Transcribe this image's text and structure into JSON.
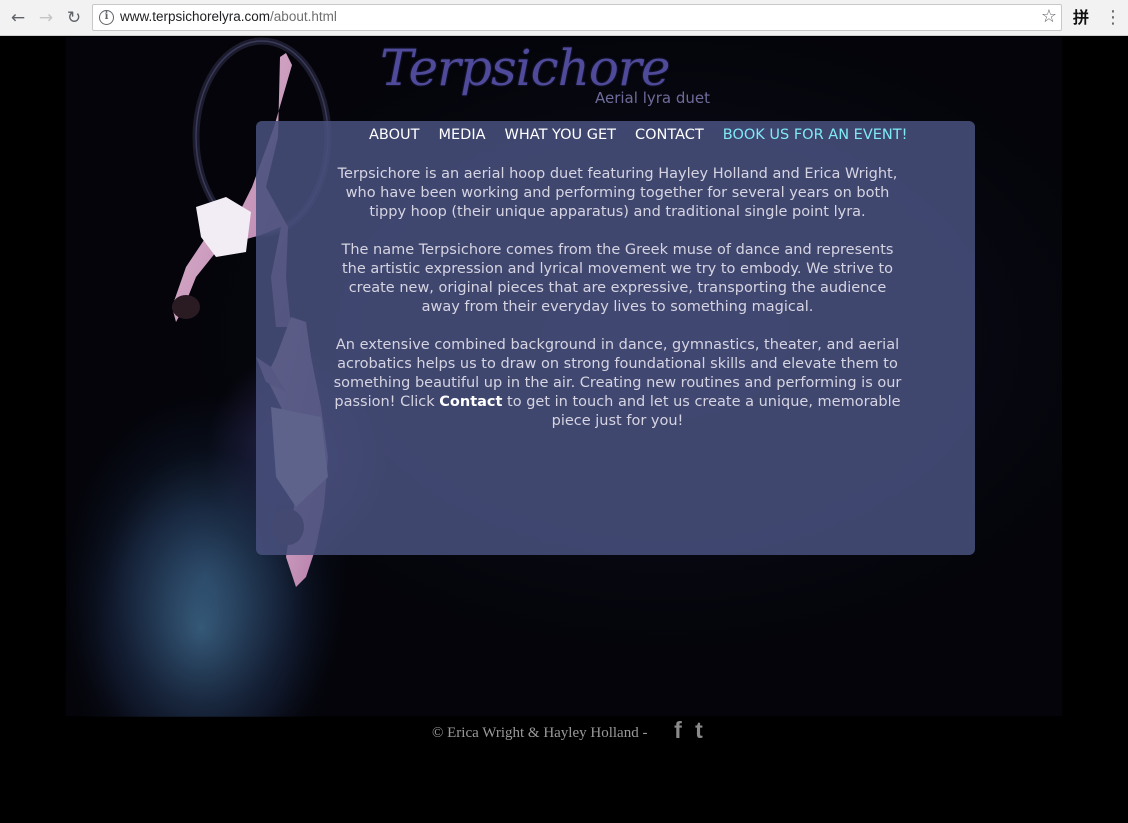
{
  "browser": {
    "url_host": "www.terpsichorelyra.com",
    "url_path": "/about.html",
    "back_icon": "←",
    "forward_icon": "→",
    "reload_icon": "↻",
    "star_icon": "☆",
    "ext_icon": "拼",
    "menu_icon": "⋮",
    "info_icon": "i"
  },
  "site": {
    "title": "Terpsichore",
    "subtitle": "Aerial lyra duet"
  },
  "nav": {
    "items": [
      {
        "label": "ABOUT"
      },
      {
        "label": "MEDIA"
      },
      {
        "label": "WHAT YOU GET"
      },
      {
        "label": "CONTACT"
      },
      {
        "label": "BOOK US FOR AN EVENT!"
      }
    ]
  },
  "about": {
    "p1": "Terpsichore is an aerial hoop duet featuring Hayley Holland and Erica Wright, who have been working and performing together for several years on both tippy hoop (their unique apparatus) and traditional single point lyra.",
    "p2": "The name Terpsichore comes from the Greek muse of dance and represents the artistic expression and lyrical movement we try to embody. We strive to create new, original pieces that are expressive, transporting the audience away from their everyday lives to something magical.",
    "p3_before": "An extensive combined background in dance, gymnastics, theater, and aerial acrobatics helps us to draw on strong foundational skills and elevate them to something beautiful up in the air. Creating new routines and performing is our passion! Click ",
    "p3_link": "Contact",
    "p3_after": " to get in touch and let us create a unique, memorable piece just for you!"
  },
  "footer": {
    "copyright": "© Erica Wright & Hayley Holland -",
    "facebook_glyph": "f",
    "twitter_glyph": "t"
  },
  "colors": {
    "nav_highlight": "#7fe9f5",
    "panel": "#48507c",
    "title": "#4f4a9a"
  }
}
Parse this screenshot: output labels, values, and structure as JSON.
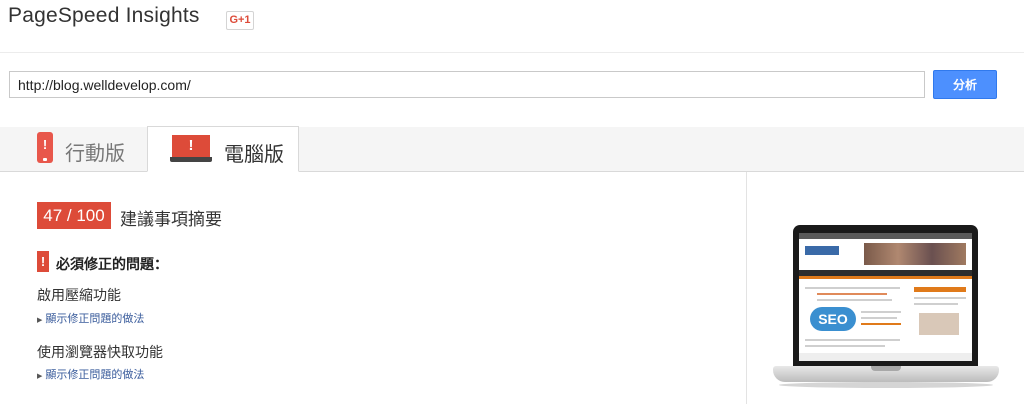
{
  "header": {
    "title": "PageSpeed Insights",
    "gplus_label": "G+1"
  },
  "search": {
    "url_value": "http://blog.welldevelop.com/",
    "analyze_label": "分析"
  },
  "tabs": [
    {
      "label": "行動版",
      "icon": "mobile-phone-icon",
      "active": false
    },
    {
      "label": "電腦版",
      "icon": "desktop-monitor-icon",
      "active": true
    }
  ],
  "summary": {
    "score": "47 / 100",
    "caption": "建議事項摘要",
    "score_color": "#dd4b39"
  },
  "must_fix": {
    "icon": "!",
    "heading": "必須修正的問題：",
    "rules": [
      {
        "title": "啟用壓縮功能",
        "link": "顯示修正問題的做法"
      },
      {
        "title": "使用瀏覽器快取功能",
        "link": "顯示修正問題的做法"
      }
    ]
  },
  "preview": {
    "seo_text": "SEO"
  },
  "colors": {
    "accent": "#4d90fe",
    "error": "#dd4b39",
    "link": "#3a5c9c"
  }
}
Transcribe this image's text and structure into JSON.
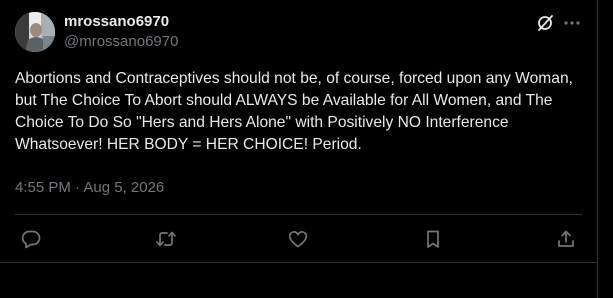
{
  "tweet": {
    "display_name": "mrossano6970",
    "handle": "@mrossano6970",
    "text": "Abortions and Contraceptives should not be, of course, forced upon any Woman, but The Choice To Abort should ALWAYS be Available for All Women, and The Choice To Do So \"Hers and Hers Alone\" with Positively NO Interference Whatsoever! HER BODY = HER CHOICE! Period.",
    "timestamp": "4:55 PM · Aug 5, 2026"
  },
  "icons": {
    "header": [
      "grok-icon",
      "more-icon"
    ],
    "actions": [
      "reply-icon",
      "retweet-icon",
      "like-icon",
      "bookmark-icon",
      "share-icon"
    ]
  },
  "colors": {
    "background": "#000000",
    "text_primary": "#e7e9ea",
    "text_secondary": "#71767b",
    "border": "#2f3336"
  }
}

***

# Task prompt
Write the entries above out again exactly, but not the pictures.

# Complete answer
Transcribe this image's text and structure into JSON.
{
  "browser": {
    "url_host": "www.terpsichorelyra.com",
    "url_path": "/about.html",
    "back_icon": "←",
    "forward_icon": "→",
    "reload_icon": "↻",
    "star_icon": "☆",
    "ext_icon": "拼",
    "menu_icon": "⋮",
    "info_icon": "i"
  },
  "site": {
    "title": "Terpsichore",
    "subtitle": "Aerial lyra duet"
  },
  "nav": {
    "items": [
      {
        "label": "ABOUT"
      },
      {
        "label": "MEDIA"
      },
      {
        "label": "WHAT YOU GET"
      },
      {
        "label": "CONTACT"
      },
      {
        "label": "BOOK US FOR AN EVENT!"
      }
    ]
  },
  "about": {
    "p1": "Terpsichore is an aerial hoop duet featuring Hayley Holland and Erica Wright, who have been working and performing together for several years on both tippy hoop (their unique apparatus) and traditional single point lyra.",
    "p2": "The name Terpsichore comes from the Greek muse of dance and represents the artistic expression and lyrical movement we try to embody. We strive to create new, original pieces that are expressive, transporting the audience away from their everyday lives to something magical.",
    "p3_before": "An extensive combined background in dance, gymnastics, theater, and aerial acrobatics helps us to draw on strong foundational skills and elevate them to something beautiful up in the air. Creating new routines and performing is our passion! Click ",
    "p3_link": "Contact",
    "p3_after": " to get in touch and let us create a unique, memorable piece just for you!"
  },
  "footer": {
    "copyright": "© Erica Wright & Hayley Holland -",
    "facebook_glyph": "f",
    "twitter_glyph": "t"
  },
  "colors": {
    "nav_highlight": "#7fe9f5",
    "panel": "#48507c",
    "title": "#4f4a9a"
  }
}
Parse this screenshot: output labels, values, and structure as JSON.
{
  "header": {
    "title": "PageSpeed Insights",
    "gplus_label": "G+1"
  },
  "search": {
    "url_value": "http://blog.welldevelop.com/",
    "analyze_label": "分析"
  },
  "tabs": [
    {
      "label": "行動版",
      "icon": "mobile-phone-icon",
      "active": false
    },
    {
      "label": "電腦版",
      "icon": "desktop-monitor-icon",
      "active": true
    }
  ],
  "summary": {
    "score": "47 / 100",
    "caption": "建議事項摘要",
    "score_color": "#dd4b39"
  },
  "must_fix": {
    "icon": "!",
    "heading": "必須修正的問題：",
    "rules": [
      {
        "title": "啟用壓縮功能",
        "link": "顯示修正問題的做法"
      },
      {
        "title": "使用瀏覽器快取功能",
        "link": "顯示修正問題的做法"
      }
    ]
  },
  "preview": {
    "seo_text": "SEO"
  },
  "colors": {
    "accent": "#4d90fe",
    "error": "#dd4b39",
    "link": "#3a5c9c"
  }
}
Transcribe this image's text and structure into JSON.
{
  "tweet": {
    "display_name": "mrossano6970",
    "handle": "@mrossano6970",
    "text": "Abortions and Contraceptives should not be, of course, forced upon any Woman, but The Choice To Abort should ALWAYS be Available for All Women, and The Choice To Do So \"Hers and Hers Alone\" with Positively NO Interference Whatsoever! HER BODY = HER CHOICE! Period.",
    "timestamp": "4:55 PM · Aug 5, 2026"
  },
  "icons": {
    "header": [
      "grok-icon",
      "more-icon"
    ],
    "actions": [
      "reply-icon",
      "retweet-icon",
      "like-icon",
      "bookmark-icon",
      "share-icon"
    ]
  },
  "colors": {
    "background": "#000000",
    "text_primary": "#e7e9ea",
    "text_secondary": "#71767b",
    "border": "#2f3336"
  }
}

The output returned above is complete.